# ASSIGNMENT
From the entries below, copy out all lines holding "friends".

# DATA SECTION

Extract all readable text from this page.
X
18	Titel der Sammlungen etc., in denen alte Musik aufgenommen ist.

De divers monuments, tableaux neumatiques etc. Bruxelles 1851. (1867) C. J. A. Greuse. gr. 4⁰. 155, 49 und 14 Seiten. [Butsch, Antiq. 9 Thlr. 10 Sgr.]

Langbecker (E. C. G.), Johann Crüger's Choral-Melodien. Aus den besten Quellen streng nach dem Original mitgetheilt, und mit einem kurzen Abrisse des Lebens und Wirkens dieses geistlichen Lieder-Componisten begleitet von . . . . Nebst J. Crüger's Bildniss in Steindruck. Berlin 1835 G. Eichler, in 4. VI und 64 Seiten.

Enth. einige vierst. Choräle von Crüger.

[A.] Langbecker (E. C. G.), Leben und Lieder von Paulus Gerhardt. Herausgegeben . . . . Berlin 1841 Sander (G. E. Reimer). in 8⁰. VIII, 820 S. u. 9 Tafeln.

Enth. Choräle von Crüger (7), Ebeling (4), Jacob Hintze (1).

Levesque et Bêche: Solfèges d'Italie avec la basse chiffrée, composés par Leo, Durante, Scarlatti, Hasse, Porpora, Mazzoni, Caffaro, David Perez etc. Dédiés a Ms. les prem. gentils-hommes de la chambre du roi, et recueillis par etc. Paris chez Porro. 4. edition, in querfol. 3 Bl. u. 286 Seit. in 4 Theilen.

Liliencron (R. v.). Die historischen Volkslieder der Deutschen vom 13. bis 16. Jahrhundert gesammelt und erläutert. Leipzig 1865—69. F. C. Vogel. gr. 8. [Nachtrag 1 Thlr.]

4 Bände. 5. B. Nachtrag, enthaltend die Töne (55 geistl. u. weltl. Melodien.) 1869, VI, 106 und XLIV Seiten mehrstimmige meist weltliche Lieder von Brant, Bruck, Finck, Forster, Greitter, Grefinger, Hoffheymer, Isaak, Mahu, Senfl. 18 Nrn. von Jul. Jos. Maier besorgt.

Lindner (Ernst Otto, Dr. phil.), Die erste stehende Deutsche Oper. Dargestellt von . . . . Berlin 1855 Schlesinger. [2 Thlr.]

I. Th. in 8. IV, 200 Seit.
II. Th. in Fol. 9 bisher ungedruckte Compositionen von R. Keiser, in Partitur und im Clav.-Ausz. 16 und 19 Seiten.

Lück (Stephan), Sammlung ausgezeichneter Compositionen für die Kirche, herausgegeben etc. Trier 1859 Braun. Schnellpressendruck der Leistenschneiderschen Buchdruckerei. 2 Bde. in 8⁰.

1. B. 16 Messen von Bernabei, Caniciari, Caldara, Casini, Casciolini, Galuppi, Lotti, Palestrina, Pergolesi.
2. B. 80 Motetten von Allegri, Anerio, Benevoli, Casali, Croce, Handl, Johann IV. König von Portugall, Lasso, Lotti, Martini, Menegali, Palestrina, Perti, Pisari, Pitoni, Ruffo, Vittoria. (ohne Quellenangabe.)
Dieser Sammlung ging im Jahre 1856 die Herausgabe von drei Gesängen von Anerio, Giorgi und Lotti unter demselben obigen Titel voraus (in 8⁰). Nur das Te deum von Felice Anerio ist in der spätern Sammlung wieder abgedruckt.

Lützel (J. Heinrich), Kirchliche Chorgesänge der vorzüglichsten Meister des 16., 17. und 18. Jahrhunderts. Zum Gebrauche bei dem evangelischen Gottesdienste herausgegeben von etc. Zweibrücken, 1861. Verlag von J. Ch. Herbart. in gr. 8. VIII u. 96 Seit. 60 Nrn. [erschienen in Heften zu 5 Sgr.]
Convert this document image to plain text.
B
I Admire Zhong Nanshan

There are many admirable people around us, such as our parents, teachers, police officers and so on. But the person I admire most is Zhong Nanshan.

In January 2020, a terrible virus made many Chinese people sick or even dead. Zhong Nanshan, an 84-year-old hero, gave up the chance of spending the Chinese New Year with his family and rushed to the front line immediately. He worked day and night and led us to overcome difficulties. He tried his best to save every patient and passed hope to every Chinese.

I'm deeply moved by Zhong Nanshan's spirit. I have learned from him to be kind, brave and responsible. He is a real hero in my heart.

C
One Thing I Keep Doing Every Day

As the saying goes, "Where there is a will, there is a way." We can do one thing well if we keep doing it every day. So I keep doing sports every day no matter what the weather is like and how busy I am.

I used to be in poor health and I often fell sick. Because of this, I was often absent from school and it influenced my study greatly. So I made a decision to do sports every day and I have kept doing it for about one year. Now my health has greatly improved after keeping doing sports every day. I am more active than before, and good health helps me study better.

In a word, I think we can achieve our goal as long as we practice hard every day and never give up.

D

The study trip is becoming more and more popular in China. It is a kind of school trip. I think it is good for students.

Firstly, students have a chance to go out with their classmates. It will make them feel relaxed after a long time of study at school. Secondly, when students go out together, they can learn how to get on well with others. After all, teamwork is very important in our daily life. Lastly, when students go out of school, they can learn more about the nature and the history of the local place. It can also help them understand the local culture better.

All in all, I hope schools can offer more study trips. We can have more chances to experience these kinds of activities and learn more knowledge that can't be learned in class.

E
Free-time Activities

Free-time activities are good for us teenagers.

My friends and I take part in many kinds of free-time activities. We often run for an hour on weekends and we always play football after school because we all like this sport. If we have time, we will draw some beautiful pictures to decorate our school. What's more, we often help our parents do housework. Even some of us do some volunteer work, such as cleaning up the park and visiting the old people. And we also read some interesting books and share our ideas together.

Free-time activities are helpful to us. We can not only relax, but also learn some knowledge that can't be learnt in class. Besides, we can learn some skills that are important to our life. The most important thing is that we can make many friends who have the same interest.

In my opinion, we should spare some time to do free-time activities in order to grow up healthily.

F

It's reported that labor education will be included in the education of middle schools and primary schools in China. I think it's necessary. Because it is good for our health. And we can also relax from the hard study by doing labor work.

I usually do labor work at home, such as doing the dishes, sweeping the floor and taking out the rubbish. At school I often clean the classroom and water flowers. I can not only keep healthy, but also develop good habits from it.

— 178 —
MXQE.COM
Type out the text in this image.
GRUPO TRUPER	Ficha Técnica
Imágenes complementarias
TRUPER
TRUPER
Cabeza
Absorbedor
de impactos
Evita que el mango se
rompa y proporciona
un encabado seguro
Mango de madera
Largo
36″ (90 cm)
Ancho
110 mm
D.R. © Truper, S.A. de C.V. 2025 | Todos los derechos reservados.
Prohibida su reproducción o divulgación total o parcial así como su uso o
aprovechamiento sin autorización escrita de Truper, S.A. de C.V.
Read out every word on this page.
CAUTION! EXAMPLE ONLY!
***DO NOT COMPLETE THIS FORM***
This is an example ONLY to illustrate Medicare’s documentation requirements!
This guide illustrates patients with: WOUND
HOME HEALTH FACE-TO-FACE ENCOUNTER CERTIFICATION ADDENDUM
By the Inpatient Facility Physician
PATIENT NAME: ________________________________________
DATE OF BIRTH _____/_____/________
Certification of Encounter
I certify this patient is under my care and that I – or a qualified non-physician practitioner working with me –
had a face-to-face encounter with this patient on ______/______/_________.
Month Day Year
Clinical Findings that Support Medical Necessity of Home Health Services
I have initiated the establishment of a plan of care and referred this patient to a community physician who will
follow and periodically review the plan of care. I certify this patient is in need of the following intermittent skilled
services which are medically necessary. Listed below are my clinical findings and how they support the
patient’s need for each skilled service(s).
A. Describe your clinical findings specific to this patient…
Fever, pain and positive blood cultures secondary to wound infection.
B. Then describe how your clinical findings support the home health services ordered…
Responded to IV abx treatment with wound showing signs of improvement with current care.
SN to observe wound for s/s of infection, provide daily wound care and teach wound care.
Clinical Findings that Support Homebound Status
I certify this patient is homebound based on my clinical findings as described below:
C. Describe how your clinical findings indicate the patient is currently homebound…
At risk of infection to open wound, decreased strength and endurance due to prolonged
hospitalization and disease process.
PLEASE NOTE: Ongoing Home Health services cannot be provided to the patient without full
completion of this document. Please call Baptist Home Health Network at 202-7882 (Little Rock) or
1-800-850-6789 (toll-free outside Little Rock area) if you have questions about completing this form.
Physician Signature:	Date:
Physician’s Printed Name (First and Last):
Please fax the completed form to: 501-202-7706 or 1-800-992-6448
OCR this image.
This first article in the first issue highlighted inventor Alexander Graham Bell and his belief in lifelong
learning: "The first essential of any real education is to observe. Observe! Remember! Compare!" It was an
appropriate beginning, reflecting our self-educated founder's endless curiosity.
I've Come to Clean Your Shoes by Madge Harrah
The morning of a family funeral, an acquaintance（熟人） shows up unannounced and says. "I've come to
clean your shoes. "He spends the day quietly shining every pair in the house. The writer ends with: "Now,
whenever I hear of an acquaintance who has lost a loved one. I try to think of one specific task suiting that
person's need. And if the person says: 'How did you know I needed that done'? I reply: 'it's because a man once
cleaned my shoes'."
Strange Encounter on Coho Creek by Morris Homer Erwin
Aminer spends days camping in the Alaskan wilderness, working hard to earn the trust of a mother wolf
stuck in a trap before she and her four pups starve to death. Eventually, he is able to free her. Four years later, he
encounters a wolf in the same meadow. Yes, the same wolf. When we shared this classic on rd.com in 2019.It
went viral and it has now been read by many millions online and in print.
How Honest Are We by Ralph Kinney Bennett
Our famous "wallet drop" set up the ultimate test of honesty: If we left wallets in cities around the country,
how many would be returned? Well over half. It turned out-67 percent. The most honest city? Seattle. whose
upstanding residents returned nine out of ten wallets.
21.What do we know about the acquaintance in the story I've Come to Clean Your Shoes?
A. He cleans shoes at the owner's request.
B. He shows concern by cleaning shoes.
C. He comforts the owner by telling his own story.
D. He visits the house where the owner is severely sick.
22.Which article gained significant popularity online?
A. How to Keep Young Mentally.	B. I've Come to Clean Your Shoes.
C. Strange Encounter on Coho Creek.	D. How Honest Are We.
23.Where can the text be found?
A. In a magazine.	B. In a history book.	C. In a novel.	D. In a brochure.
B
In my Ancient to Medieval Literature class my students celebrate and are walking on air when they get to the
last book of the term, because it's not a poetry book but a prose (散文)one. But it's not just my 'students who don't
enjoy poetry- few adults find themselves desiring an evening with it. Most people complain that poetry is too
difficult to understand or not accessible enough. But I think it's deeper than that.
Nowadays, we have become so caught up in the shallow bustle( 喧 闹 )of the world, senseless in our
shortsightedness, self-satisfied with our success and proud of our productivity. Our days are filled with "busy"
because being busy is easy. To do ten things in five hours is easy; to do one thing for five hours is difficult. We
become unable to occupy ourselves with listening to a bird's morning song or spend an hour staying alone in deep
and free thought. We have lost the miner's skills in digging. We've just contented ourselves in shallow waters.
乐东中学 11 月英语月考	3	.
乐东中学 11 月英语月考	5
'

# RESULT BELOW
My friends and I take part in many kinds of free-time activities. We often run for an hour on weekends and we always play football after school because we all like this sport. If we have time, we will draw some beautiful pictures to decorate our school. What's more, we often help our parents do housework. Even some of us do some volunteer work, such as cleaning up the park and visiting the old people. And we also read some interesting books and share our ideas together.
Free-time activities are helpful to us. We can not only relax, but also learn some knowledge that can't be learnt in class. Besides, we can learn some skills that are important to our life. The most important thing is that we can make many friends who have the same interest.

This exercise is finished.